→ **INPUT**:
------------------------------

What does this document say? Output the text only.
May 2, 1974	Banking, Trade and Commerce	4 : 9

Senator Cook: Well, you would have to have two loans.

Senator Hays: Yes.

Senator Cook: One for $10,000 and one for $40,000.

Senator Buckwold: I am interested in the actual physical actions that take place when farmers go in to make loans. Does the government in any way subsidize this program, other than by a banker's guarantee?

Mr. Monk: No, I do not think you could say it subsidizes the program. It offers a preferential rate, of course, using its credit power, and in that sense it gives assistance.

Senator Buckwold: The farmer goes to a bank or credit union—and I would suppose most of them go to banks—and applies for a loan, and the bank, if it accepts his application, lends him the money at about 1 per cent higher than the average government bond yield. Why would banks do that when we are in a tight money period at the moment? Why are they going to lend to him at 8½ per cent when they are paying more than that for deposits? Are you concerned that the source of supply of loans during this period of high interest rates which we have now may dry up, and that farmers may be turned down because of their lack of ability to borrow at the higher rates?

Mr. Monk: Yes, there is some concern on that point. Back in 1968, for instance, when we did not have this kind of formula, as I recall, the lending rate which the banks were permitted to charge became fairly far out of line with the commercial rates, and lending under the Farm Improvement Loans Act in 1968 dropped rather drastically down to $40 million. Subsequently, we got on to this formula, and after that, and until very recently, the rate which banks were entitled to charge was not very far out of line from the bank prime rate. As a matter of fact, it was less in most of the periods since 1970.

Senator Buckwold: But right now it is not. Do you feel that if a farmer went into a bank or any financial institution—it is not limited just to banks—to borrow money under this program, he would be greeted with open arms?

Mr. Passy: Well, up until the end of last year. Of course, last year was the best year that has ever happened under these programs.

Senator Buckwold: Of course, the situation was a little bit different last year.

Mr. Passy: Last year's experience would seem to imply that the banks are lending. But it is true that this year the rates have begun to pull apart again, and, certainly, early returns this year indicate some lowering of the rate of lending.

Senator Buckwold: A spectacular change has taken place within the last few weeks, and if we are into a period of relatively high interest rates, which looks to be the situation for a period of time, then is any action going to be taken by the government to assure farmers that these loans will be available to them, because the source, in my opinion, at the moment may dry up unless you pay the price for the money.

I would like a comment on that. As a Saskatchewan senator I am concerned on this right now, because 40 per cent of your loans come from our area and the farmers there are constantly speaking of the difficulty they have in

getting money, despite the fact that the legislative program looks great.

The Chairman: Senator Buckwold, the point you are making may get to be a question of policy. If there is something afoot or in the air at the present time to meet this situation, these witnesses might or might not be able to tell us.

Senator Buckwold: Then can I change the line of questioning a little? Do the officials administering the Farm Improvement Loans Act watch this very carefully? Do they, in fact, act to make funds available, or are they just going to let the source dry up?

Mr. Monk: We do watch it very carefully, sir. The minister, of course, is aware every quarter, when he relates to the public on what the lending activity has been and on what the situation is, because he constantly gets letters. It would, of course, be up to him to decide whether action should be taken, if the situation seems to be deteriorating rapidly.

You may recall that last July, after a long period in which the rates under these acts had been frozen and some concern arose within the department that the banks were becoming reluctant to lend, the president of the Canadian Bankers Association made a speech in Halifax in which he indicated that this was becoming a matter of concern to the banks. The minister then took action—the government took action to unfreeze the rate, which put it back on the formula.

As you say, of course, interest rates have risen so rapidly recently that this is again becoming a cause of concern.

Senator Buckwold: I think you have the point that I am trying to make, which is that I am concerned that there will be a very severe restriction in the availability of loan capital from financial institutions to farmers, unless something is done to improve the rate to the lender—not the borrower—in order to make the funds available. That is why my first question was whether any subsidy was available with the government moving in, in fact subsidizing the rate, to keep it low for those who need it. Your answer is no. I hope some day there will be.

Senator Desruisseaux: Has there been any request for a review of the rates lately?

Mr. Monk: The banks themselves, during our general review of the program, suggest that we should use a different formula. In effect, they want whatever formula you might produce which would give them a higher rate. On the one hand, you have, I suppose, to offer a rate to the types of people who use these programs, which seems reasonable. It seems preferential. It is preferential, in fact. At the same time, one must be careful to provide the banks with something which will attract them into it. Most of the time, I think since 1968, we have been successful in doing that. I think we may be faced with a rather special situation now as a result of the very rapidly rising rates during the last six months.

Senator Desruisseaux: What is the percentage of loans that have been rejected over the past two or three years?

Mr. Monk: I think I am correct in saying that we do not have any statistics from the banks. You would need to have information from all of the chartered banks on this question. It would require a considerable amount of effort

------------------------------

→ **WHAT THIS TASK INVOLVES**: Only the number is needed here: how many lines of the records contain "Desruisseaux"?

→ **SOLVED PROBLEM**: 2